*Data in this exercise*.
+++

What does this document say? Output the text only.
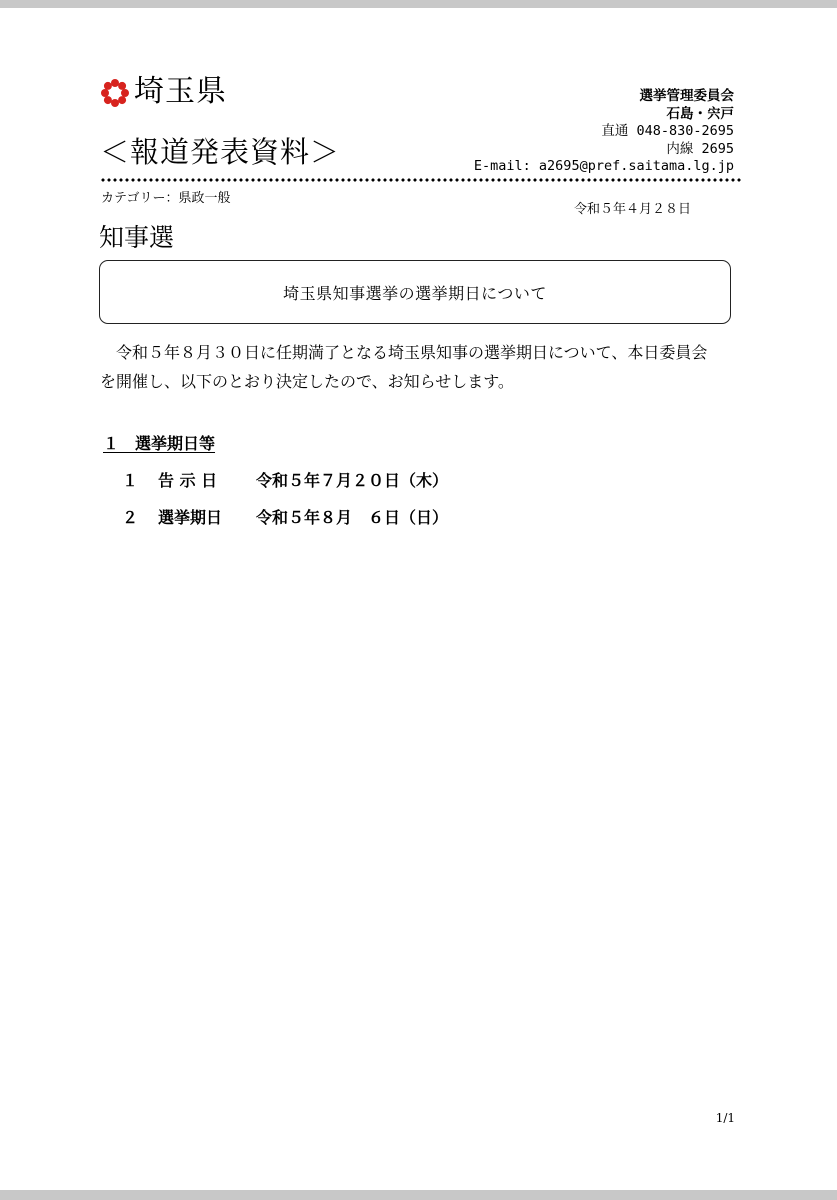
埼玉県
＜報道発表資料＞
選挙管理委員会
石島・宍戸
直通 048-830-2695
内線 2695
E-mail: a2695@pref.saitama.lg.jp
カテゴリー：県政一般
令和５年４月２８日
知事選
埼玉県知事選挙の選挙期日について
令和５年８月３０日に任期満了となる埼玉県知事の選挙期日について、本日委員会
を開催し、以下のとおり決定したので、お知らせします。
１　選挙期日等
１	告 示 日	令和５年７月２０日（木）
２	選挙期日	令和５年８月　６日（日）
1/1
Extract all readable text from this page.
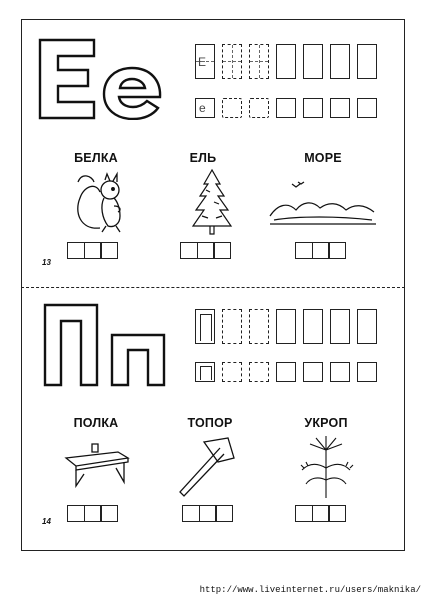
E
e
БЕЛКА	ЕЛЬ	МОРЕ
13
ПОЛКА	ТОПОР	УКРОП
14
http://www.liveinternet.ru/users/maknika/
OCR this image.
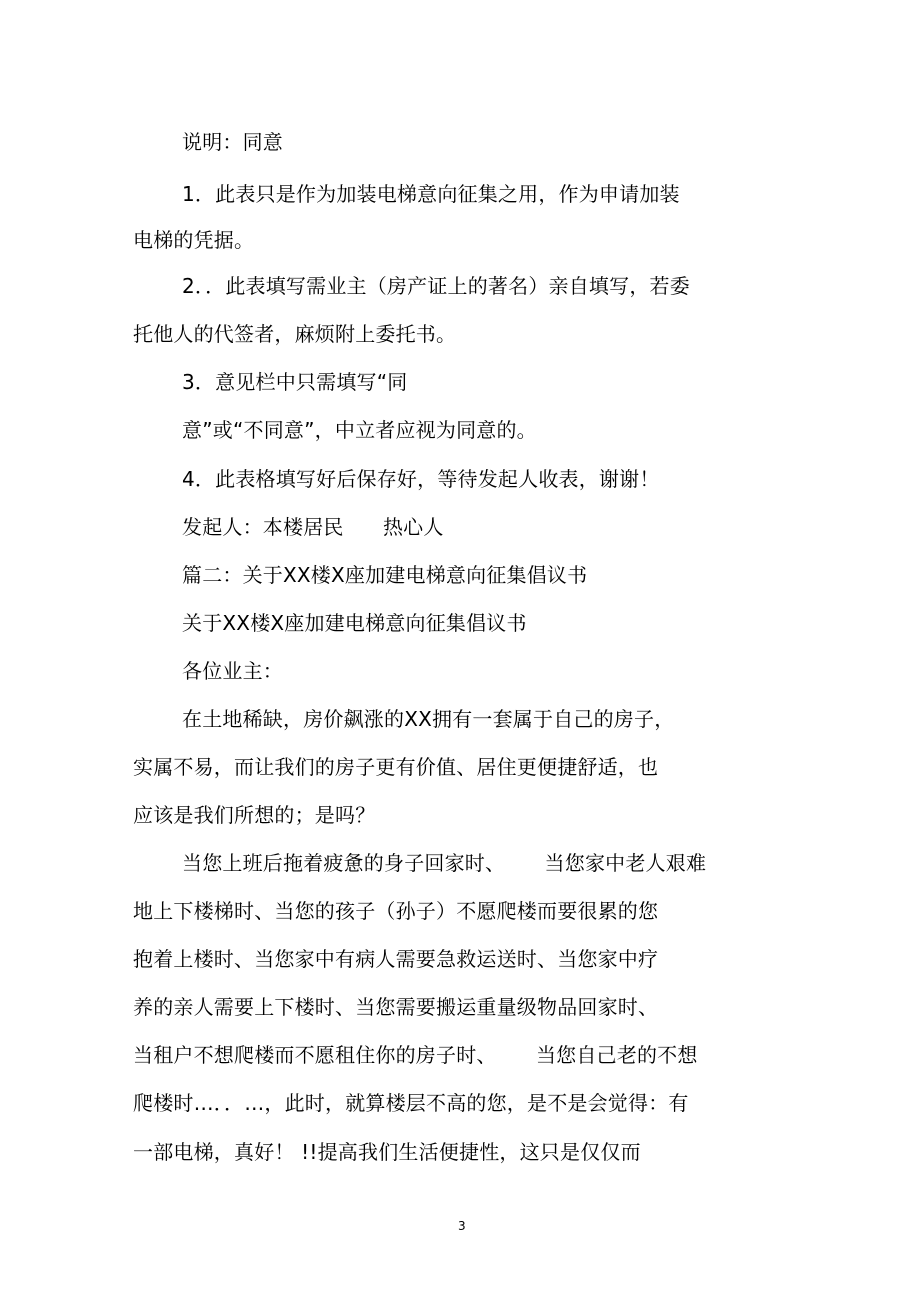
说明：同意

1．此表只是作为加装电梯意向征集之用，作为申请加装

电梯的凭据。

2．．此表填写需业主（房产证上的著名）亲自填写，若委

托他人的代签者，麻烦附上委托书。

3．意见栏中只需填写“同

意”或“不同意”，中立者应视为同意的。

4．此表格填写好后保存好，等待发起人收表，谢谢！

发起人：本楼居民      热心人

篇二：关于XX楼X座加建电梯意向征集倡议书

关于XX楼X座加建电梯意向征集倡议书

各位业主：

在土地稀缺，房价飙涨的XX拥有一套属于自己的房子，

实属不易，而让我们的房子更有价值、居住更便捷舒适，也

应该是我们所想的；是吗？

当您上班后拖着疲惫的身子回家时、      当您家中老人艰难

地上下楼梯时、当您的孩子（孙子）不愿爬楼而要很累的您

抱着上楼时、当您家中有病人需要急救运送时、当您家中疗

养的亲人需要上下楼时、当您需要搬运重量级物品回家时、

当租户不想爬楼而不愿租住你的房子时、      当您自己老的不想

爬楼时…．．…，此时，就算楼层不高的您，是不是会觉得：有

一部电梯，真好！ !!提高我们生活便捷性，这只是仅仅而

3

+++

*Aim of the task*. Your task is to output exactly the lines from the line containing "Extract all readable text from this page." through the last line, inclusive, leaving every picture out.

*Answer to this exercise*.
Extract all readable text from this page.
E
e
БЕЛКА	ЕЛЬ	МОРЕ
13
ПОЛКА	ТОПОР	УКРОП
14
http://www.liveinternet.ru/users/maknika/
OCR this image.
说明：同意

1．此表只是作为加装电梯意向征集之用，作为申请加装

电梯的凭据。

2．．此表填写需业主（房产证上的著名）亲自填写，若委

托他人的代签者，麻烦附上委托书。

3．意见栏中只需填写“同

意”或“不同意”，中立者应视为同意的。

4．此表格填写好后保存好，等待发起人收表，谢谢！

发起人：本楼居民      热心人

篇二：关于XX楼X座加建电梯意向征集倡议书

关于XX楼X座加建电梯意向征集倡议书

各位业主：

在土地稀缺，房价飙涨的XX拥有一套属于自己的房子，

实属不易，而让我们的房子更有价值、居住更便捷舒适，也

应该是我们所想的；是吗？

当您上班后拖着疲惫的身子回家时、      当您家中老人艰难

地上下楼梯时、当您的孩子（孙子）不愿爬楼而要很累的您

抱着上楼时、当您家中有病人需要急救运送时、当您家中疗

养的亲人需要上下楼时、当您需要搬运重量级物品回家时、

当租户不想爬楼而不愿租住你的房子时、      当您自己老的不想

爬楼时…．．…，此时，就算楼层不高的您，是不是会觉得：有

一部电梯，真好！ !!提高我们生活便捷性，这只是仅仅而

3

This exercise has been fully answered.